'''

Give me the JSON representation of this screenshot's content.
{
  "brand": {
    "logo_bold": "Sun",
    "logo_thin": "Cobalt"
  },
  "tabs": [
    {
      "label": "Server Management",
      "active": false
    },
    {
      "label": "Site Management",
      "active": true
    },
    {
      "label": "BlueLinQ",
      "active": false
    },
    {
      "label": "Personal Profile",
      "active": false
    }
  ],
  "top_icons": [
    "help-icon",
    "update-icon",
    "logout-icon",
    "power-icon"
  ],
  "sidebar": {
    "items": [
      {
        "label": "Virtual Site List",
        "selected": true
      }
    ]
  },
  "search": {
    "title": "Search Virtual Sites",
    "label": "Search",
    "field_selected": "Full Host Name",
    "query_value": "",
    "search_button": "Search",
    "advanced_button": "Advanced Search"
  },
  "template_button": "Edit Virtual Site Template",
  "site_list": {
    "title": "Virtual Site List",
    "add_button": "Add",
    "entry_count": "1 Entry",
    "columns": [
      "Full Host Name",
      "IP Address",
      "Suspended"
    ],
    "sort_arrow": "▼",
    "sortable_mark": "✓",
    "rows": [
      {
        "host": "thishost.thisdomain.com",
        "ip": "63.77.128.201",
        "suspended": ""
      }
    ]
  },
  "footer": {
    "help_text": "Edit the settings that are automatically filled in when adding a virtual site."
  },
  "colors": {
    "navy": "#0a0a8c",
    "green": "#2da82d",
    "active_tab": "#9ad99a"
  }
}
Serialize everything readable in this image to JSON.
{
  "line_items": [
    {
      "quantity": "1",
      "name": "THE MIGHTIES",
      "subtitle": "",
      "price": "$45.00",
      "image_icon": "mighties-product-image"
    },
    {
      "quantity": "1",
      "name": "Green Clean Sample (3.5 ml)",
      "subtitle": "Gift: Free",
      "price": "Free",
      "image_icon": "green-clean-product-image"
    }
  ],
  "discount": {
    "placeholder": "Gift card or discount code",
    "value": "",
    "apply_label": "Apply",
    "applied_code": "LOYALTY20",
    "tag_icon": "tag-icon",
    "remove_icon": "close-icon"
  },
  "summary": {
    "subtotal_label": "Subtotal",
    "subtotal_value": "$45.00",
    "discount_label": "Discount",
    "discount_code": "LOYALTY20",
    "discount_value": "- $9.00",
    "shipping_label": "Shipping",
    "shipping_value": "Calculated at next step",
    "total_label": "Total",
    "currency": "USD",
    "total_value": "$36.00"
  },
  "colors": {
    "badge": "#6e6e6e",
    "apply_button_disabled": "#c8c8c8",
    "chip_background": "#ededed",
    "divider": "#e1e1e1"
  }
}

'''

▸ What to produce:
Retype all of the entries precisely as they are.

▸ Answer to this exercise:
Give me the JSON representation of this screenshot's content.
{
  "brand": {
    "logo_bold": "Sun",
    "logo_thin": "Cobalt"
  },
  "tabs": [
    {
      "label": "Server Management",
      "active": false
    },
    {
      "label": "Site Management",
      "active": true
    },
    {
      "label": "BlueLinQ",
      "active": false
    },
    {
      "label": "Personal Profile",
      "active": false
    }
  ],
  "top_icons": [
    "help-icon",
    "update-icon",
    "logout-icon",
    "power-icon"
  ],
  "sidebar": {
    "items": [
      {
        "label": "Virtual Site List",
        "selected": true
      }
    ]
  },
  "search": {
    "title": "Search Virtual Sites",
    "label": "Search",
    "field_selected": "Full Host Name",
    "query_value": "",
    "search_button": "Search",
    "advanced_button": "Advanced Search"
  },
  "template_button": "Edit Virtual Site Template",
  "site_list": {
    "title": "Virtual Site List",
    "add_button": "Add",
    "entry_count": "1 Entry",
    "columns": [
      "Full Host Name",
      "IP Address",
      "Suspended"
    ],
    "sort_arrow": "▼",
    "sortable_mark": "✓",
    "rows": [
      {
        "host": "thishost.thisdomain.com",
        "ip": "63.77.128.201",
        "suspended": ""
      }
    ]
  },
  "footer": {
    "help_text": "Edit the settings that are automatically filled in when adding a virtual site."
  },
  "colors": {
    "navy": "#0a0a8c",
    "green": "#2da82d",
    "active_tab": "#9ad99a"
  }
}
Serialize everything readable in this image to JSON.
{
  "line_items": [
    {
      "quantity": "1",
      "name": "THE MIGHTIES",
      "subtitle": "",
      "price": "$45.00",
      "image_icon": "mighties-product-image"
    },
    {
      "quantity": "1",
      "name": "Green Clean Sample (3.5 ml)",
      "subtitle": "Gift: Free",
      "price": "Free",
      "image_icon": "green-clean-product-image"
    }
  ],
  "discount": {
    "placeholder": "Gift card or discount code",
    "value": "",
    "apply_label": "Apply",
    "applied_code": "LOYALTY20",
    "tag_icon": "tag-icon",
    "remove_icon": "close-icon"
  },
  "summary": {
    "subtotal_label": "Subtotal",
    "subtotal_value": "$45.00",
    "discount_label": "Discount",
    "discount_code": "LOYALTY20",
    "discount_value": "- $9.00",
    "shipping_label": "Shipping",
    "shipping_value": "Calculated at next step",
    "total_label": "Total",
    "currency": "USD",
    "total_value": "$36.00"
  },
  "colors": {
    "badge": "#6e6e6e",
    "apply_button_disabled": "#c8c8c8",
    "chip_background": "#ededed",
    "divider": "#e1e1e1"
  }
}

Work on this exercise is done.